-- WHAT THIS TASK INVOLVES --
Search the material for the string "физического" and copy each line where it occurs.

-- DATA SECTION --
┌──

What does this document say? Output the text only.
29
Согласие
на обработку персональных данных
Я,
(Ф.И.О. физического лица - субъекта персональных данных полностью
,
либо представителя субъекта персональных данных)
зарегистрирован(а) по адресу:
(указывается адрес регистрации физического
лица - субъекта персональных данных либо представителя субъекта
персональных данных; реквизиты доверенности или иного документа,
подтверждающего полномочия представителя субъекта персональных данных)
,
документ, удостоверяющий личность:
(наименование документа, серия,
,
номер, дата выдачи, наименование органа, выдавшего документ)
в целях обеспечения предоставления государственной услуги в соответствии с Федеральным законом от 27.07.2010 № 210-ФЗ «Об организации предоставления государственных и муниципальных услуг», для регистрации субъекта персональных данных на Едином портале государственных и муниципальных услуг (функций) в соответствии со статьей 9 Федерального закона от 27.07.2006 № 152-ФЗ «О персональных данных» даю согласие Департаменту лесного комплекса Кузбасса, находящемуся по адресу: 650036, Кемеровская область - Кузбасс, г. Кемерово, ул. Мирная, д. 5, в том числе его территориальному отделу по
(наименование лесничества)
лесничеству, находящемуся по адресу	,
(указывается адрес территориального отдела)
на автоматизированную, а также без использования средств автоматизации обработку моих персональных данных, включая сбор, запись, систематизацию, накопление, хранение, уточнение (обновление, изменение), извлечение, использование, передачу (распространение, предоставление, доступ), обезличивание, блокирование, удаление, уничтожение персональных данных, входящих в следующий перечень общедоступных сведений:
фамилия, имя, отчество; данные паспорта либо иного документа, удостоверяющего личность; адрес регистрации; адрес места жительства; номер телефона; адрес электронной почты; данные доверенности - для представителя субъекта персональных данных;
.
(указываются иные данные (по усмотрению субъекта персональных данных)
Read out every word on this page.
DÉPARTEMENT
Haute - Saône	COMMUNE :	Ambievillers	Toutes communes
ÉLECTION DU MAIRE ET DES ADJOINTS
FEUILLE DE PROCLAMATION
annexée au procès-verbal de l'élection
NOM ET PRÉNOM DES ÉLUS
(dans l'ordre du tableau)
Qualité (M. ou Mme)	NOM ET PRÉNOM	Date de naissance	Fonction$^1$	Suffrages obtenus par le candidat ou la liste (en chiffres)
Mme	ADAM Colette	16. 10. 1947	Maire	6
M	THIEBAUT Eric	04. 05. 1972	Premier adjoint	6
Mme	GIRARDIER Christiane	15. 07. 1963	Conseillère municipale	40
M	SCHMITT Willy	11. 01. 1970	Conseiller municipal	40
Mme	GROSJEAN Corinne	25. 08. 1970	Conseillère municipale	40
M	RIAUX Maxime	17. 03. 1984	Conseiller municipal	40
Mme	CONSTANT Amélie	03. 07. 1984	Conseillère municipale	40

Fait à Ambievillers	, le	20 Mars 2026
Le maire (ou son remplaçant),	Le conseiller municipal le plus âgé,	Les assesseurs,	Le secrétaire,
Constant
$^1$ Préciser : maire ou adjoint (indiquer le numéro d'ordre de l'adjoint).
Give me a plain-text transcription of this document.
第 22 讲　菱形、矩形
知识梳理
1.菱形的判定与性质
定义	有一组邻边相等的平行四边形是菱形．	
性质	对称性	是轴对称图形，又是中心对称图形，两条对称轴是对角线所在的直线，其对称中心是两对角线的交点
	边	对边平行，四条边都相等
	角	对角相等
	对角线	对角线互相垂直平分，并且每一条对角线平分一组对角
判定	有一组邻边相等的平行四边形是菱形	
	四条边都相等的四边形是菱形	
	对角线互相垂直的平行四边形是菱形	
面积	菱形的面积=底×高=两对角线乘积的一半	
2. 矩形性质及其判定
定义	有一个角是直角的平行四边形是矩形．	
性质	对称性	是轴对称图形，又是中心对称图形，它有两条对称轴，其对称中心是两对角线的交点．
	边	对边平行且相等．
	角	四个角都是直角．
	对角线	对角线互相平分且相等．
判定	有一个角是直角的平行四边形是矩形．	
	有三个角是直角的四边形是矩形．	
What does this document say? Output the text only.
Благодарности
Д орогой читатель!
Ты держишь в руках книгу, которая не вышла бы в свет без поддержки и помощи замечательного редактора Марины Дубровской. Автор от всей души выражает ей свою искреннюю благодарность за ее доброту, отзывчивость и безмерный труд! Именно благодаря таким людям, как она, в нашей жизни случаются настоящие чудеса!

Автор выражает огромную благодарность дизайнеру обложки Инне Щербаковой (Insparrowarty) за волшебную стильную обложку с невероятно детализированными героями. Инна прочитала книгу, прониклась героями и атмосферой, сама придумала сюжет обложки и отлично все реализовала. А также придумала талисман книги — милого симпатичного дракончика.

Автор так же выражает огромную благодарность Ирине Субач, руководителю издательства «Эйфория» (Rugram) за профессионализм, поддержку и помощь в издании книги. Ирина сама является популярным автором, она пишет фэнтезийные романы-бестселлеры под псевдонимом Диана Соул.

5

└──

-- RESULT OF THE TASK --
(Ф.И.О. физического лица - субъекта персональных данных полностью
(указывается адрес регистрации физического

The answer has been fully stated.